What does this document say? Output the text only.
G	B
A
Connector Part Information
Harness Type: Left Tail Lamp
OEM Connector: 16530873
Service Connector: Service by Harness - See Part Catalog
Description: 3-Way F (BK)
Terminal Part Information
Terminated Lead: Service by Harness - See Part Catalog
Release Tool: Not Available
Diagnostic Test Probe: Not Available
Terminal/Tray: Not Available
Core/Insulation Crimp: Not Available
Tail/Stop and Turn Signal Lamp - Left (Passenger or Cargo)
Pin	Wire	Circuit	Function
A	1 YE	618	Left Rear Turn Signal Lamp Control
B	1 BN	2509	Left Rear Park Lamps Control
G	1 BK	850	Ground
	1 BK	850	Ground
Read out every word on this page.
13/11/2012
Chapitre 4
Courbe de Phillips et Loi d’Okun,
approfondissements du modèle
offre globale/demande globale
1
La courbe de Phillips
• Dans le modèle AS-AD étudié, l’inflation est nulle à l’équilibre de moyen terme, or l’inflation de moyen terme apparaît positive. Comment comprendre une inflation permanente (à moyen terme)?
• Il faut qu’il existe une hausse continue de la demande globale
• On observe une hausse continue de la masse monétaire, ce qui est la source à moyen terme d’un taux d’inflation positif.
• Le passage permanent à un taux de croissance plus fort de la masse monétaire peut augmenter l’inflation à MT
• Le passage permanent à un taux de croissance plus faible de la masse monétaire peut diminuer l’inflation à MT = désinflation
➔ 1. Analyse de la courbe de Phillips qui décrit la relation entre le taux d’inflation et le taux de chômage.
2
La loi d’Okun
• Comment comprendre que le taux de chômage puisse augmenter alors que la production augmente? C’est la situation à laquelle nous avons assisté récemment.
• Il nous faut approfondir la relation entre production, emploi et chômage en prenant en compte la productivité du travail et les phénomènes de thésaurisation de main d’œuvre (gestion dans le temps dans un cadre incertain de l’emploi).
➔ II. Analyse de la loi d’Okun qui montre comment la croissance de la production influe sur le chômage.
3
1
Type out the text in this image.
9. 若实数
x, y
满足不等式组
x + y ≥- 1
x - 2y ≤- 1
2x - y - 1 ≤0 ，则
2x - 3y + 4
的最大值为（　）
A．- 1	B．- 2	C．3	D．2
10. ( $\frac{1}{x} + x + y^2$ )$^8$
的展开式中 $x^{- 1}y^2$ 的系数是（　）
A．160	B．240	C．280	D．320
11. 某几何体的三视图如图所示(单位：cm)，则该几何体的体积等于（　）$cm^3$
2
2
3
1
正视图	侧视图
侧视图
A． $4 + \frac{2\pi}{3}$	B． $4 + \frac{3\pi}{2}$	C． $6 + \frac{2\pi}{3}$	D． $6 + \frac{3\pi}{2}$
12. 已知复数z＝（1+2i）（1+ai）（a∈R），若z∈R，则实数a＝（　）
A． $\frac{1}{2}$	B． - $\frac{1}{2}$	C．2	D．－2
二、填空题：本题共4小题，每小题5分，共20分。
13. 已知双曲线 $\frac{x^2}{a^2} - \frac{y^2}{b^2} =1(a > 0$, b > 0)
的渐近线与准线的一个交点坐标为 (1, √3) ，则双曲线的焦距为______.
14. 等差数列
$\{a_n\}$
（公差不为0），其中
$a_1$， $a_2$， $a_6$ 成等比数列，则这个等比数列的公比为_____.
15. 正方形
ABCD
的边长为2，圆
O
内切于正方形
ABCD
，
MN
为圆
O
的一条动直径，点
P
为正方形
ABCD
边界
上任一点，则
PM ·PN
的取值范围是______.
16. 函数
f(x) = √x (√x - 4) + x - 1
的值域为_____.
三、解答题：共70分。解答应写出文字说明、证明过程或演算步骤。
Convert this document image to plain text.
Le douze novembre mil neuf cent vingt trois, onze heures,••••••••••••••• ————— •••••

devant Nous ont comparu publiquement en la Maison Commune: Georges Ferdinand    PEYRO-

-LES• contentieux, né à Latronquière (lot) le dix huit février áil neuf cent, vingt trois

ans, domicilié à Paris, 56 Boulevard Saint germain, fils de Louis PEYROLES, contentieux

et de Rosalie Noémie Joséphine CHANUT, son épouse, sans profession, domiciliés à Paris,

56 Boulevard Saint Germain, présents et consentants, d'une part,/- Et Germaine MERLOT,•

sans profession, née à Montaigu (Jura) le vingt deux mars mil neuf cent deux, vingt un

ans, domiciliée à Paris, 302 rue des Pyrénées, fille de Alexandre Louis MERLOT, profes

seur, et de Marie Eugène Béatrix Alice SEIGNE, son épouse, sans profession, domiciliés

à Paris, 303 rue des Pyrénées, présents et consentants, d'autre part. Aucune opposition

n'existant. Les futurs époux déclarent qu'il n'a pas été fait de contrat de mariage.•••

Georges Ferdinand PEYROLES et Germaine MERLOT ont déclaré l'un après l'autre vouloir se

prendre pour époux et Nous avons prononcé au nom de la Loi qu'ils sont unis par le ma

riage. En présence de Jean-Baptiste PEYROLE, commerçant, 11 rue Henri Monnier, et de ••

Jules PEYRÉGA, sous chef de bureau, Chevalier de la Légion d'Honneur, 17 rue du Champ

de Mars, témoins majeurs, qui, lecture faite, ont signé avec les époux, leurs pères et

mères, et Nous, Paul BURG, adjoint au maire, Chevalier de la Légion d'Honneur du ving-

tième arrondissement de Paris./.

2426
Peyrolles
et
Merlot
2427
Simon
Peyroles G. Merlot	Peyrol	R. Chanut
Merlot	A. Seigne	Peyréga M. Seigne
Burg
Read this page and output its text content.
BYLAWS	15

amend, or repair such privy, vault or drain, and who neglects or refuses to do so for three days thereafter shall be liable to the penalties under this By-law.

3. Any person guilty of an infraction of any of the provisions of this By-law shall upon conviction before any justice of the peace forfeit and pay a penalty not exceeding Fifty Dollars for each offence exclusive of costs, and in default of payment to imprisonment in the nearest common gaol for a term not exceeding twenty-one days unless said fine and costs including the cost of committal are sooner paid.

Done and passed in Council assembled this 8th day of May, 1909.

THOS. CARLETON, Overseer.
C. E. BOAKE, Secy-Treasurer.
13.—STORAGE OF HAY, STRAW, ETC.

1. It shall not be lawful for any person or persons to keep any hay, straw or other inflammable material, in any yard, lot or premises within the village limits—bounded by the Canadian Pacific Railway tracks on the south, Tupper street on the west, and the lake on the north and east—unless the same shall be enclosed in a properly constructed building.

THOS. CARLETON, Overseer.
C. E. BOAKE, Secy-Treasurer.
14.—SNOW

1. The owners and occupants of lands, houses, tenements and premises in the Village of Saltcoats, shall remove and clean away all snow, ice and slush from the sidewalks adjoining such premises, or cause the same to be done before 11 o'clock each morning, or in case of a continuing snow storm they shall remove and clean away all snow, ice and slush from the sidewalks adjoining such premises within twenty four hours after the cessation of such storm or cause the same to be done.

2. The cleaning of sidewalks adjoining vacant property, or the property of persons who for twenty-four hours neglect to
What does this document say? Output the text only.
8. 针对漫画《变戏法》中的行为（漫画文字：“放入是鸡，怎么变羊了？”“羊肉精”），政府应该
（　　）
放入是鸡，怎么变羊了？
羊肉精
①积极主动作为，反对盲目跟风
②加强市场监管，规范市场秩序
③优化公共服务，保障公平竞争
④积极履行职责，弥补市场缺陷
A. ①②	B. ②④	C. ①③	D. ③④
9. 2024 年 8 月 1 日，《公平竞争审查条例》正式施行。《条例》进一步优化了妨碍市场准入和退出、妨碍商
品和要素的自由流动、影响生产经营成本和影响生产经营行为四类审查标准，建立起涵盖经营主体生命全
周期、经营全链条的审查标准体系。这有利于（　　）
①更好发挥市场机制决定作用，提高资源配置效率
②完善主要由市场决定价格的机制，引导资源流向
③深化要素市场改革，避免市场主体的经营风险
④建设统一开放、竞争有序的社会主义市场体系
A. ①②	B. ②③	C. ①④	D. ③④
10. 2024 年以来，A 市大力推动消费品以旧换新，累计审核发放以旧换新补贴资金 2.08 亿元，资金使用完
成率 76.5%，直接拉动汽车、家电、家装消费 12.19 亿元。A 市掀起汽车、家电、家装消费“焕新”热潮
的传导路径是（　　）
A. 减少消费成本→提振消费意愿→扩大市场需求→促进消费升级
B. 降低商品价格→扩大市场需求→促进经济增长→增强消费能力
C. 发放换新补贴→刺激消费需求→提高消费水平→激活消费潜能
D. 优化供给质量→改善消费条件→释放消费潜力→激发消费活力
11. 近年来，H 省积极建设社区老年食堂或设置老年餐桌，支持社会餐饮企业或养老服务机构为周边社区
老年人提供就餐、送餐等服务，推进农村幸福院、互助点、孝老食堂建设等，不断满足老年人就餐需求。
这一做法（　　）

• [Stated exercise] From the entries above, copy each line holding "augmenter".

• [Answer for the task]
• Le passage permanent à un taux de croissance plus fort de la masse monétaire peut augmenter l’inflation à MT
• Comment comprendre que le taux de chômage puisse augmenter alors que la production augmente? C’est la situation à laquelle nous avons assisté récemment.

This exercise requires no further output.